**WHAT YOU SHOULD DO**: Carry none of the pictures over; set down the material below exactly.

**EXTRACTED ENTRIES**:
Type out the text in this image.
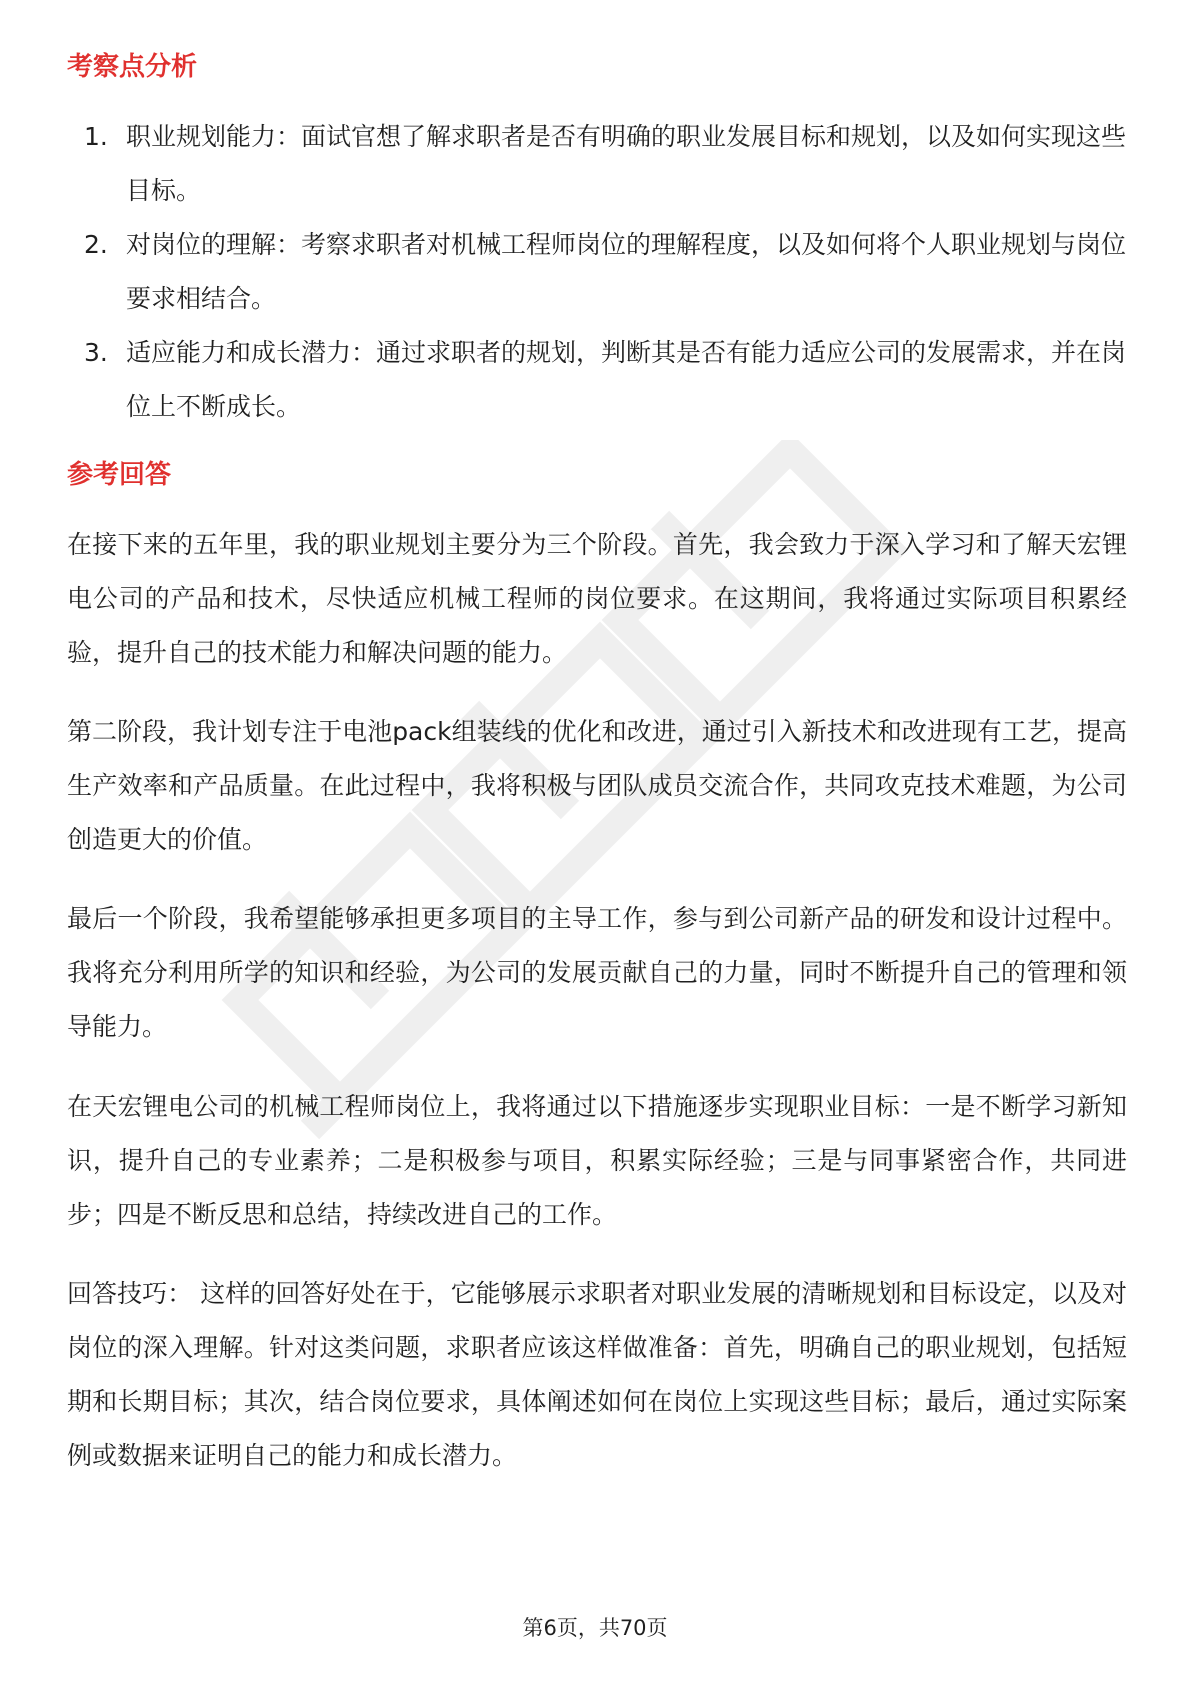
考察点分析
1. 职业规划能力：面试官想了解求职者是否有明确的职业发展目标和规划，以及如何实现这些目标。
2. 对岗位的理解：考察求职者对机械工程师岗位的理解程度，以及如何将个人职业规划与岗位要求相结合。
3. 适应能力和成长潜力：通过求职者的规划，判断其是否有能力适应公司的发展需求，并在岗位上不断成长。
参考回答

在接下来的五年里，我的职业规划主要分为三个阶段。首先，我会致力于深入学习和了解天宏锂电公司的产品和技术，尽快适应机械工程师的岗位要求。在这期间，我将通过实际项目积累经验，提升自己的技术能力和解决问题的能力。

第二阶段，我计划专注于电池pack组装线的优化和改进，通过引入新技术和改进现有工艺，提高生产效率和产品质量。在此过程中，我将积极与团队成员交流合作，共同攻克技术难题，为公司创造更大的价值。

最后一个阶段，我希望能够承担更多项目的主导工作，参与到公司新产品的研发和设计过程中。我将充分利用所学的知识和经验，为公司的发展贡献自己的力量，同时不断提升自己的管理和领导能力。

在天宏锂电公司的机械工程师岗位上，我将通过以下措施逐步实现职业目标：一是不断学习新知识，提升自己的专业素养；二是积极参与项目，积累实际经验；三是与同事紧密合作，共同进步；四是不断反思和总结，持续改进自己的工作。

回答技巧： 这样的回答好处在于，它能够展示求职者对职业发展的清晰规划和目标设定，以及对岗位的深入理解。针对这类问题，求职者应该这样做准备：首先，明确自己的职业规划，包括短期和长期目标；其次，结合岗位要求，具体阐述如何在岗位上实现这些目标；最后，通过实际案例或数据来证明自己的能力和成长潜力。

第6页，共70页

**CORRECT RESPONSE**:
Type out the text in this image.
考察点分析
1. 职业规划能力：面试官想了解求职者是否有明确的职业发展目标和规划，以及如何实现这些目标。
2. 对岗位的理解：考察求职者对机械工程师岗位的理解程度，以及如何将个人职业规划与岗位要求相结合。
3. 适应能力和成长潜力：通过求职者的规划，判断其是否有能力适应公司的发展需求，并在岗位上不断成长。
参考回答

在接下来的五年里，我的职业规划主要分为三个阶段。首先，我会致力于深入学习和了解天宏锂电公司的产品和技术，尽快适应机械工程师的岗位要求。在这期间，我将通过实际项目积累经验，提升自己的技术能力和解决问题的能力。

第二阶段，我计划专注于电池pack组装线的优化和改进，通过引入新技术和改进现有工艺，提高生产效率和产品质量。在此过程中，我将积极与团队成员交流合作，共同攻克技术难题，为公司创造更大的价值。

最后一个阶段，我希望能够承担更多项目的主导工作，参与到公司新产品的研发和设计过程中。我将充分利用所学的知识和经验，为公司的发展贡献自己的力量，同时不断提升自己的管理和领导能力。

在天宏锂电公司的机械工程师岗位上，我将通过以下措施逐步实现职业目标：一是不断学习新知识，提升自己的专业素养；二是积极参与项目，积累实际经验；三是与同事紧密合作，共同进步；四是不断反思和总结，持续改进自己的工作。

回答技巧： 这样的回答好处在于，它能够展示求职者对职业发展的清晰规划和目标设定，以及对岗位的深入理解。针对这类问题，求职者应该这样做准备：首先，明确自己的职业规划，包括短期和长期目标；其次，结合岗位要求，具体阐述如何在岗位上实现这些目标；最后，通过实际案例或数据来证明自己的能力和成长潜力。

第6页，共70页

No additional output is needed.